> [WHAT YOU HAVE TO DO] Transcribe every line of the records below word for word, omitting the pictures.

> [ENTRIES]

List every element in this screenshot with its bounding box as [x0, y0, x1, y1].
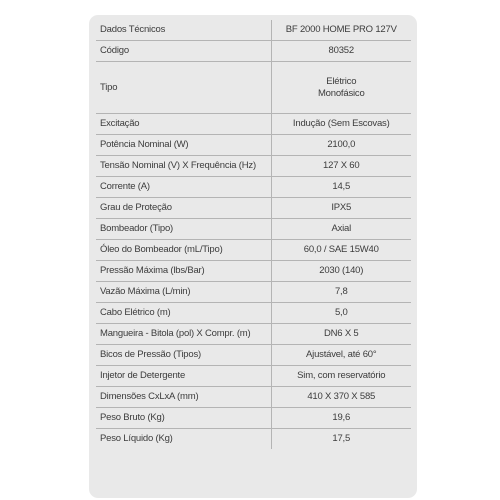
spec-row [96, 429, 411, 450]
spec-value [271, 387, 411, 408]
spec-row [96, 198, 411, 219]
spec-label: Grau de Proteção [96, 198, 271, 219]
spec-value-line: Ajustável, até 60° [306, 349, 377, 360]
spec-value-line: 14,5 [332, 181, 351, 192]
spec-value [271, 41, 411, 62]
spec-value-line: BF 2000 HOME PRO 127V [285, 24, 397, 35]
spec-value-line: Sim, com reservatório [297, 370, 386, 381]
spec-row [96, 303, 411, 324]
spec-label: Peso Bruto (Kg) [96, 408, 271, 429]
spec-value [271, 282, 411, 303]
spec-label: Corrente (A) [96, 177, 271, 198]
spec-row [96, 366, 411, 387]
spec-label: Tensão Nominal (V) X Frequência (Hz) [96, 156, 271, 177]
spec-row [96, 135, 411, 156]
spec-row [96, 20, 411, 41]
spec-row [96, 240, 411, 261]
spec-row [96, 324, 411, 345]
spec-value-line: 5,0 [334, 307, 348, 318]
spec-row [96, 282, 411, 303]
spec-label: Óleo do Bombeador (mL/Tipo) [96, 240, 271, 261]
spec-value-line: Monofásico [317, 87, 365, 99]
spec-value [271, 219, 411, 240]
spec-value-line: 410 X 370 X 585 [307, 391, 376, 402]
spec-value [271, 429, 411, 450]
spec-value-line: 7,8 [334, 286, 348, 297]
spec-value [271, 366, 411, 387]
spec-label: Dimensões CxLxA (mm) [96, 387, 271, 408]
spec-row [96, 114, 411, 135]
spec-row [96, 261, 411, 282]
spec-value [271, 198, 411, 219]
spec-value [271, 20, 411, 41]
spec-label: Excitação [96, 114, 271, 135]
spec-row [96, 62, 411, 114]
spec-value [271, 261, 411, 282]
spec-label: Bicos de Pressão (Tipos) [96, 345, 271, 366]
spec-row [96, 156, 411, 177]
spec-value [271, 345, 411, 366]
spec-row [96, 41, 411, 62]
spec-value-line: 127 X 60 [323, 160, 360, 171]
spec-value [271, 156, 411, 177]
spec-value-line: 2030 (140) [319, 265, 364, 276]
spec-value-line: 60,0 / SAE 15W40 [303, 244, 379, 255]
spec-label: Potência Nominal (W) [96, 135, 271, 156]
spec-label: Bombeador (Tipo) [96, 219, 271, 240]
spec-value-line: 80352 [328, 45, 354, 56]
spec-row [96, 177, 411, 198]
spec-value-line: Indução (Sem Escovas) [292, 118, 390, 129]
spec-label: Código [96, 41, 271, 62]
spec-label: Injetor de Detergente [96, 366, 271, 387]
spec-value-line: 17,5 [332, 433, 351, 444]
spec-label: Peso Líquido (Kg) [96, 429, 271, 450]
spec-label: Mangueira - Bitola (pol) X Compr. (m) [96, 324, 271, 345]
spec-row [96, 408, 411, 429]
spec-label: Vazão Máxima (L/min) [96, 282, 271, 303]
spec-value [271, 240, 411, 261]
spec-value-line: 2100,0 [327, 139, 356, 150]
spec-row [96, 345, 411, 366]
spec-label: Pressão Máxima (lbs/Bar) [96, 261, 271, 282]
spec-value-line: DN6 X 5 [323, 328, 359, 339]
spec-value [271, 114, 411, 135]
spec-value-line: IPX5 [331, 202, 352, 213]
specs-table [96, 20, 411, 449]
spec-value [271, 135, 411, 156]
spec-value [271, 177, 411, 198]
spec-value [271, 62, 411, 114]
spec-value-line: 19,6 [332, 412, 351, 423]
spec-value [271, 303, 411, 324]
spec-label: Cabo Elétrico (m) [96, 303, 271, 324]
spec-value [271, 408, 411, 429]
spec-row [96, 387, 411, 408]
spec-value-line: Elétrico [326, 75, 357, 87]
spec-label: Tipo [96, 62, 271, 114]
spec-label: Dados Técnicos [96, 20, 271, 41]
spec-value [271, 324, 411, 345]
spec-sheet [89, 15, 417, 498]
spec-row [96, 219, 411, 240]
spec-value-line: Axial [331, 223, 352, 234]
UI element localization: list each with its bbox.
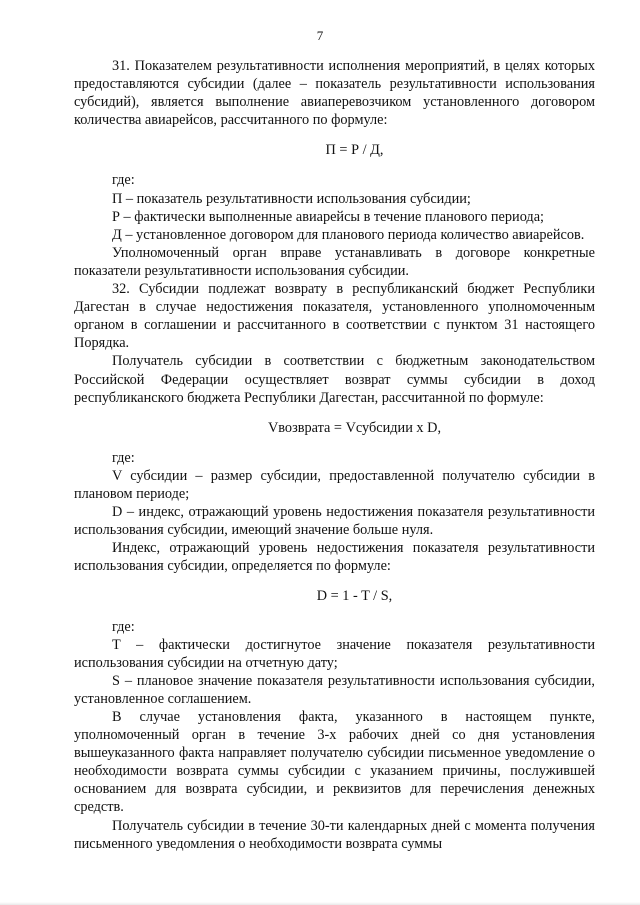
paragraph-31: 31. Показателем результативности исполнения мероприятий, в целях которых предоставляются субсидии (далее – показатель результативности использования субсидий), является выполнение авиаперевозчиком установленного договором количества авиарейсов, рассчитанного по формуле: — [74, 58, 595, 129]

> [CORRECT ANSWER]
List every element in this screenshot with its bounding box as [x0, y0, x1, y1].
spec-row [96, 429, 411, 450]
spec-value [271, 387, 411, 408]
spec-row [96, 198, 411, 219]
spec-label: Grau de Proteção [96, 198, 271, 219]
spec-value-line: Ajustável, até 60° [306, 349, 377, 360]
spec-value-line: 14,5 [332, 181, 351, 192]
spec-value [271, 41, 411, 62]
spec-value-line: BF 2000 HOME PRO 127V [285, 24, 397, 35]
spec-value-line: Sim, com reservatório [297, 370, 386, 381]
spec-row [96, 303, 411, 324]
spec-label: Peso Bruto (Kg) [96, 408, 271, 429]
spec-value [271, 282, 411, 303]
spec-label: Corrente (A) [96, 177, 271, 198]
spec-row [96, 366, 411, 387]
spec-label: Tensão Nominal (V) X Frequência (Hz) [96, 156, 271, 177]
spec-row [96, 135, 411, 156]
spec-row [96, 20, 411, 41]
spec-row [96, 240, 411, 261]
spec-row [96, 324, 411, 345]
spec-value-line: 5,0 [334, 307, 348, 318]
spec-row [96, 282, 411, 303]
spec-label: Óleo do Bombeador (mL/Tipo) [96, 240, 271, 261]
spec-value-line: Monofásico [317, 87, 365, 99]
spec-value [271, 219, 411, 240]
spec-value-line: 410 X 370 X 585 [307, 391, 376, 402]
spec-value [271, 429, 411, 450]
spec-value-line: 7,8 [334, 286, 348, 297]
spec-value [271, 366, 411, 387]
spec-label: Dimensões CxLxA (mm) [96, 387, 271, 408]
spec-row [96, 114, 411, 135]
spec-row [96, 261, 411, 282]
spec-value [271, 198, 411, 219]
spec-value [271, 20, 411, 41]
spec-label: Excitação [96, 114, 271, 135]
spec-row [96, 62, 411, 114]
spec-value [271, 261, 411, 282]
spec-label: Bicos de Pressão (Tipos) [96, 345, 271, 366]
spec-row [96, 156, 411, 177]
spec-value [271, 345, 411, 366]
spec-row [96, 41, 411, 62]
spec-value-line: 127 X 60 [323, 160, 360, 171]
spec-value [271, 156, 411, 177]
spec-value-line: 2030 (140) [319, 265, 364, 276]
spec-value-line: 60,0 / SAE 15W40 [303, 244, 379, 255]
spec-label: Potência Nominal (W) [96, 135, 271, 156]
spec-label: Bombeador (Tipo) [96, 219, 271, 240]
spec-value-line: 80352 [328, 45, 354, 56]
spec-row [96, 177, 411, 198]
spec-value-line: Indução (Sem Escovas) [292, 118, 390, 129]
spec-label: Código [96, 41, 271, 62]
spec-label: Injetor de Detergente [96, 366, 271, 387]
spec-value-line: 17,5 [332, 433, 351, 444]
spec-label: Peso Líquido (Kg) [96, 429, 271, 450]
spec-label: Mangueira - Bitola (pol) X Compr. (m) [96, 324, 271, 345]
spec-row [96, 408, 411, 429]
spec-label: Vazão Máxima (L/min) [96, 282, 271, 303]
spec-value [271, 240, 411, 261]
spec-value-line: 2100,0 [327, 139, 356, 150]
spec-row [96, 345, 411, 366]
spec-label: Pressão Máxima (lbs/Bar) [96, 261, 271, 282]
spec-value-line: DN6 X 5 [323, 328, 359, 339]
spec-value [271, 114, 411, 135]
spec-value-line: IPX5 [331, 202, 352, 213]
specs-table [96, 20, 411, 449]
spec-value [271, 135, 411, 156]
spec-value [271, 177, 411, 198]
spec-value [271, 62, 411, 114]
spec-value-line: 19,6 [332, 412, 351, 423]
spec-value [271, 303, 411, 324]
spec-label: Cabo Elétrico (m) [96, 303, 271, 324]
spec-value [271, 408, 411, 429]
spec-row [96, 387, 411, 408]
spec-value-line: Elétrico [326, 75, 357, 87]
spec-label: Tipo [96, 62, 271, 114]
spec-label: Dados Técnicos [96, 20, 271, 41]
spec-value [271, 324, 411, 345]
spec-sheet [89, 15, 417, 498]
spec-row [96, 219, 411, 240]
spec-value-line: Axial [331, 223, 352, 234]
UI element localization: list each with its bbox.
paragraph-31: 31. Показателем результативности исполнения мероприятий, в целях которых предоставляются субсидии (далее – показатель результативности использования субсидий), является выполнение авиаперевозчиком установленного договором количества авиарейсов, рассчитанного по формуле: — [74, 58, 595, 129]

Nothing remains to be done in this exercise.